--- Provided records ---
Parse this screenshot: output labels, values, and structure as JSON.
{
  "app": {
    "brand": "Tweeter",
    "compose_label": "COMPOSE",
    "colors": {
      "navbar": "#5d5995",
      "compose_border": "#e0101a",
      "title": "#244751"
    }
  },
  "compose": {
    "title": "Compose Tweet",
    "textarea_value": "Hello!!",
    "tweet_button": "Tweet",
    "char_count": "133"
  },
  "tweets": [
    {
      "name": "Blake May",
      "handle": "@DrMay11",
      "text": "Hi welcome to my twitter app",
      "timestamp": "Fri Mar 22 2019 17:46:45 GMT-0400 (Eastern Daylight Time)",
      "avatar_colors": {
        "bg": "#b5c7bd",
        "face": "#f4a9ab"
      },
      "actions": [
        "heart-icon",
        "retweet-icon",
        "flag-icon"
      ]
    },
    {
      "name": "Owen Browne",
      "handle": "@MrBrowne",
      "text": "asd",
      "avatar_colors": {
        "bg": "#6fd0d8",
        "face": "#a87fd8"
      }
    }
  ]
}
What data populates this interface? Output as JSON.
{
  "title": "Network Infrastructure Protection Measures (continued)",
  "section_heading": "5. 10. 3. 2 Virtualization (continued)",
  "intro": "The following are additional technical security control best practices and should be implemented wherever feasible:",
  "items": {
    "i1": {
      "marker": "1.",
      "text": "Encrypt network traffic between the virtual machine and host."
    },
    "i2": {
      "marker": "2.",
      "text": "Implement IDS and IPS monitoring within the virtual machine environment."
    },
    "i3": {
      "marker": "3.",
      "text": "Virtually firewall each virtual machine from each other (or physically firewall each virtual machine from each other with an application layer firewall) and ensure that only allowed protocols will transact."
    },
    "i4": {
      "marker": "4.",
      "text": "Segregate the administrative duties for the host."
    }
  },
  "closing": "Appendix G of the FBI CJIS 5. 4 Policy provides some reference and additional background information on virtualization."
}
---
▶ **Required work**:
Pull out each record as written and restate it exactly.

▶ **Output for this task**:
Parse this screenshot: output labels, values, and structure as JSON.
{
  "app": {
    "brand": "Tweeter",
    "compose_label": "COMPOSE",
    "colors": {
      "navbar": "#5d5995",
      "compose_border": "#e0101a",
      "title": "#244751"
    }
  },
  "compose": {
    "title": "Compose Tweet",
    "textarea_value": "Hello!!",
    "tweet_button": "Tweet",
    "char_count": "133"
  },
  "tweets": [
    {
      "name": "Blake May",
      "handle": "@DrMay11",
      "text": "Hi welcome to my twitter app",
      "timestamp": "Fri Mar 22 2019 17:46:45 GMT-0400 (Eastern Daylight Time)",
      "avatar_colors": {
        "bg": "#b5c7bd",
        "face": "#f4a9ab"
      },
      "actions": [
        "heart-icon",
        "retweet-icon",
        "flag-icon"
      ]
    },
    {
      "name": "Owen Browne",
      "handle": "@MrBrowne",
      "text": "asd",
      "avatar_colors": {
        "bg": "#6fd0d8",
        "face": "#a87fd8"
      }
    }
  ]
}
What data populates this interface? Output as JSON.
{
  "title": "Network Infrastructure Protection Measures (continued)",
  "section_heading": "5. 10. 3. 2 Virtualization (continued)",
  "intro": "The following are additional technical security control best practices and should be implemented wherever feasible:",
  "items": {
    "i1": {
      "marker": "1.",
      "text": "Encrypt network traffic between the virtual machine and host."
    },
    "i2": {
      "marker": "2.",
      "text": "Implement IDS and IPS monitoring within the virtual machine environment."
    },
    "i3": {
      "marker": "3.",
      "text": "Virtually firewall each virtual machine from each other (or physically firewall each virtual machine from each other with an application layer firewall) and ensure that only allowed protocols will transact."
    },
    "i4": {
      "marker": "4.",
      "text": "Segregate the administrative duties for the host."
    }
  },
  "closing": "Appendix G of the FBI CJIS 5. 4 Policy provides some reference and additional background information on virtualization."
}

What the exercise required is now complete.